◆ EXERCISE DIRECTIONS
Your task is to transcribe, word for word, the line containing "Convert this screenshot" and all lines that follow it to the end of the entries. Leave out the pictures.

◆ SOURCE DATA
········
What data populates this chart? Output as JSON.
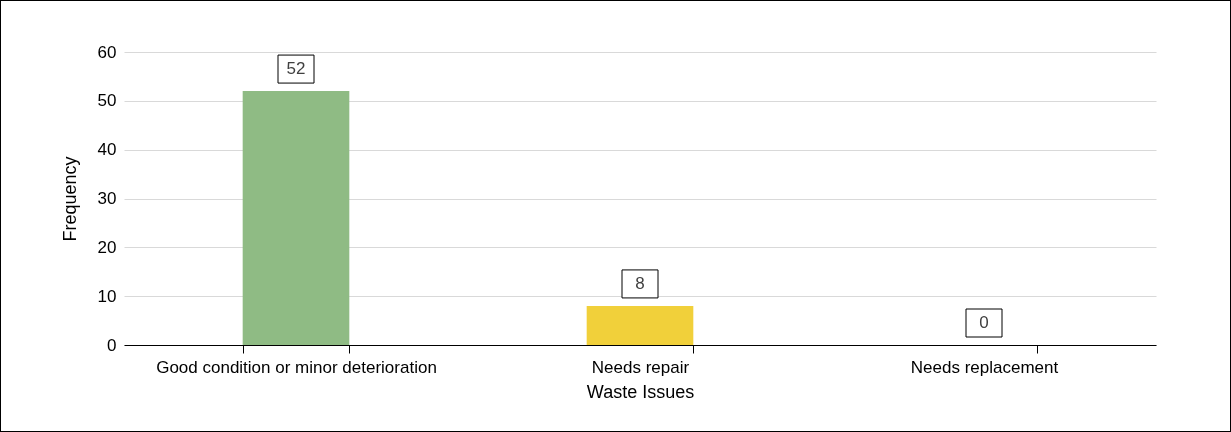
{
  "chart_data": {
    "type": "bar",
    "xlabel": "Waste Issues",
    "ylabel": "Frequency",
    "categories": [
      "Good condition or minor deterioration",
      "Needs repair",
      "Needs replacement"
    ],
    "values": [
      52,
      8,
      0
    ],
    "colors": [
      "#8fbb84",
      "#f1d03a",
      "#d9534f"
    ],
    "ylim": [
      0,
      60
    ],
    "yticks": [
      0,
      10,
      20,
      30,
      40,
      50,
      60
    ],
    "grid": "y",
    "data_labels": true
  }
}
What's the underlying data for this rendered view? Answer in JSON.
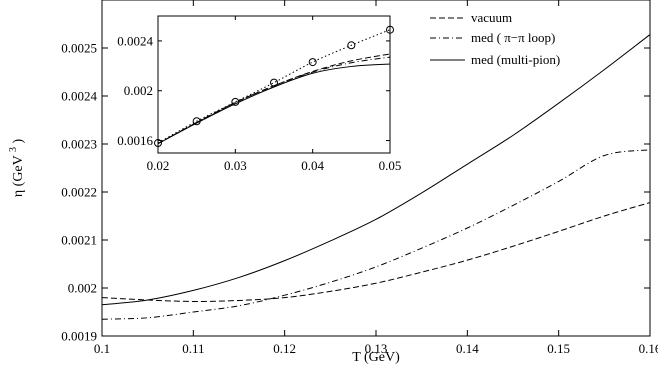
{
  "chart_data": [
    {
      "type": "line",
      "xlabel": "T (GeV)",
      "ylabel_main": "η",
      "ylabel_unit": "(GeV",
      "ylabel_exp": "3",
      "ylabel_close": ")",
      "xlim": [
        0.1,
        0.16
      ],
      "ylim": [
        0.0019,
        0.0026
      ],
      "xticks": [
        0.1,
        0.11,
        0.12,
        0.13,
        0.14,
        0.15,
        0.16
      ],
      "xtick_labels": [
        "0.1",
        "0.11",
        "0.12",
        "0.13",
        "0.14",
        "0.15",
        "0.16"
      ],
      "yticks": [
        0.0019,
        0.002,
        0.0021,
        0.0022,
        0.0023,
        0.0024,
        0.0025
      ],
      "ytick_labels": [
        "0.0019",
        "0.002",
        "0.0021",
        "0.0022",
        "0.0023",
        "0.0024",
        "0.0025"
      ],
      "legend_position": "top-right",
      "series": [
        {
          "name": "vacuum",
          "dash": "dashed",
          "x": [
            0.1,
            0.105,
            0.11,
            0.115,
            0.12,
            0.125,
            0.13,
            0.135,
            0.14,
            0.145,
            0.15,
            0.155,
            0.16
          ],
          "y": [
            0.00198,
            0.001975,
            0.001972,
            0.001974,
            0.00198,
            0.001993,
            0.00201,
            0.002033,
            0.002058,
            0.002087,
            0.002118,
            0.00215,
            0.002178
          ]
        },
        {
          "name": "med ( π−π loop)",
          "dash": "dashdot",
          "x": [
            0.1,
            0.105,
            0.11,
            0.115,
            0.12,
            0.125,
            0.13,
            0.135,
            0.14,
            0.145,
            0.15,
            0.155,
            0.16
          ],
          "y": [
            0.001935,
            0.001938,
            0.00195,
            0.001963,
            0.001985,
            0.002012,
            0.002044,
            0.002083,
            0.002125,
            0.002172,
            0.002222,
            0.002276,
            0.002288
          ]
        },
        {
          "name": "med (multi-pion)",
          "dash": "solid",
          "x": [
            0.1,
            0.105,
            0.11,
            0.115,
            0.12,
            0.125,
            0.13,
            0.135,
            0.14,
            0.145,
            0.15,
            0.155,
            0.16
          ],
          "y": [
            0.001965,
            0.001975,
            0.001995,
            0.002022,
            0.002057,
            0.002098,
            0.002143,
            0.002198,
            0.002258,
            0.002318,
            0.002385,
            0.002455,
            0.002528
          ]
        }
      ]
    },
    {
      "type": "line",
      "xlim": [
        0.02,
        0.05
      ],
      "ylim": [
        0.0015,
        0.0026
      ],
      "xticks": [
        0.02,
        0.03,
        0.04,
        0.05
      ],
      "xtick_labels": [
        "0.02",
        "0.03",
        "0.04",
        "0.05"
      ],
      "yticks": [
        0.0016,
        0.002,
        0.0024
      ],
      "ytick_labels": [
        "0.0016",
        "0.002",
        "0.0024"
      ],
      "series": [
        {
          "name": "vacuum",
          "dash": "dashed",
          "x": [
            0.02,
            0.025,
            0.03,
            0.035,
            0.04,
            0.045,
            0.05
          ],
          "y": [
            0.001575,
            0.001745,
            0.001905,
            0.00204,
            0.002155,
            0.00224,
            0.002295
          ]
        },
        {
          "name": "med ( π−π loop)",
          "dash": "dashdot",
          "x": [
            0.02,
            0.025,
            0.03,
            0.035,
            0.04,
            0.045,
            0.05
          ],
          "y": [
            0.001575,
            0.001745,
            0.001905,
            0.00204,
            0.00215,
            0.002225,
            0.00227
          ]
        },
        {
          "name": "med (multi-pion)",
          "dash": "solid",
          "x": [
            0.02,
            0.025,
            0.03,
            0.035,
            0.04,
            0.045,
            0.05
          ],
          "y": [
            0.001575,
            0.00174,
            0.001895,
            0.00203,
            0.00214,
            0.002195,
            0.002215
          ]
        },
        {
          "dash": "dotted",
          "markers": "circle",
          "x": [
            0.02,
            0.025,
            0.03,
            0.035,
            0.04,
            0.045,
            0.05
          ],
          "y": [
            0.00158,
            0.001755,
            0.00191,
            0.002065,
            0.00223,
            0.002365,
            0.00249
          ]
        }
      ]
    }
  ]
}
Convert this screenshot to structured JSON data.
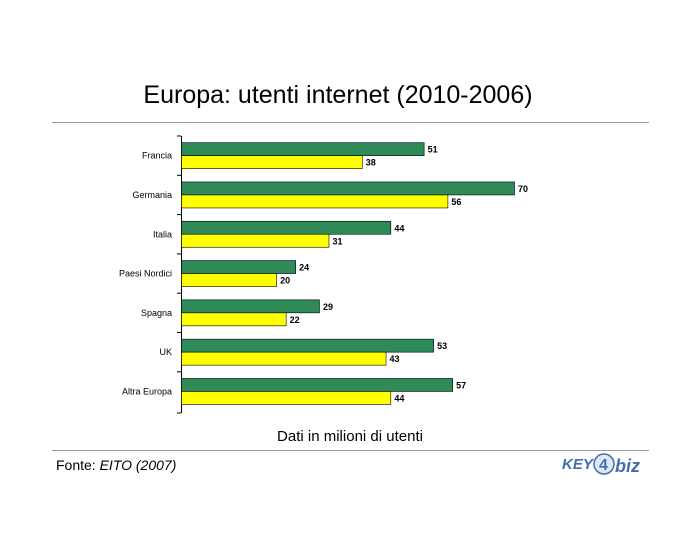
{
  "title": "Europa: utenti internet (2010-2006)",
  "subtitle": "Dati in milioni di utenti",
  "source": {
    "prefix": "Fonte: ",
    "name": "EITO (2007)"
  },
  "logo": {
    "text_left": "KEY",
    "text_right": "biz",
    "digit": "4"
  },
  "colors": {
    "series_2010": "#2e8b57",
    "series_2006": "#ffff00",
    "bar_stroke": "#000000",
    "axis": "#000000",
    "logo_blue": "#3f6fb0",
    "logo_gray": "#8aa0b8"
  },
  "chart_data": {
    "type": "bar",
    "orientation": "horizontal",
    "categories": [
      "Francia",
      "Germania",
      "Italia",
      "Paesi Nordici",
      "Spagna",
      "UK",
      "Altra Europa"
    ],
    "series": [
      {
        "values": [
          51,
          70,
          44,
          24,
          29,
          53,
          57
        ],
        "color": "#2e8b57"
      },
      {
        "values": [
          38,
          56,
          31,
          20,
          22,
          43,
          44
        ],
        "color": "#ffff00"
      }
    ],
    "xlim": [
      0,
      70
    ],
    "data_labels": true,
    "grid": false,
    "legend": "none"
  }
}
········
◆ FINISHED ANSWER
Convert this screenshot to structured JSON data.
{
  "title": "Europa: utenti internet (2010-2006)",
  "subtitle": "Dati in milioni di utenti",
  "source": {
    "prefix": "Fonte: ",
    "name": "EITO (2007)"
  },
  "logo": {
    "text_left": "KEY",
    "text_right": "biz",
    "digit": "4"
  },
  "colors": {
    "series_2010": "#2e8b57",
    "series_2006": "#ffff00",
    "bar_stroke": "#000000",
    "axis": "#000000",
    "logo_blue": "#3f6fb0",
    "logo_gray": "#8aa0b8"
  },
  "chart_data": {
    "type": "bar",
    "orientation": "horizontal",
    "categories": [
      "Francia",
      "Germania",
      "Italia",
      "Paesi Nordici",
      "Spagna",
      "UK",
      "Altra Europa"
    ],
    "series": [
      {
        "values": [
          51,
          70,
          44,
          24,
          29,
          53,
          57
        ],
        "color": "#2e8b57"
      },
      {
        "values": [
          38,
          56,
          31,
          20,
          22,
          43,
          44
        ],
        "color": "#ffff00"
      }
    ],
    "xlim": [
      0,
      70
    ],
    "data_labels": true,
    "grid": false,
    "legend": "none"
  }
}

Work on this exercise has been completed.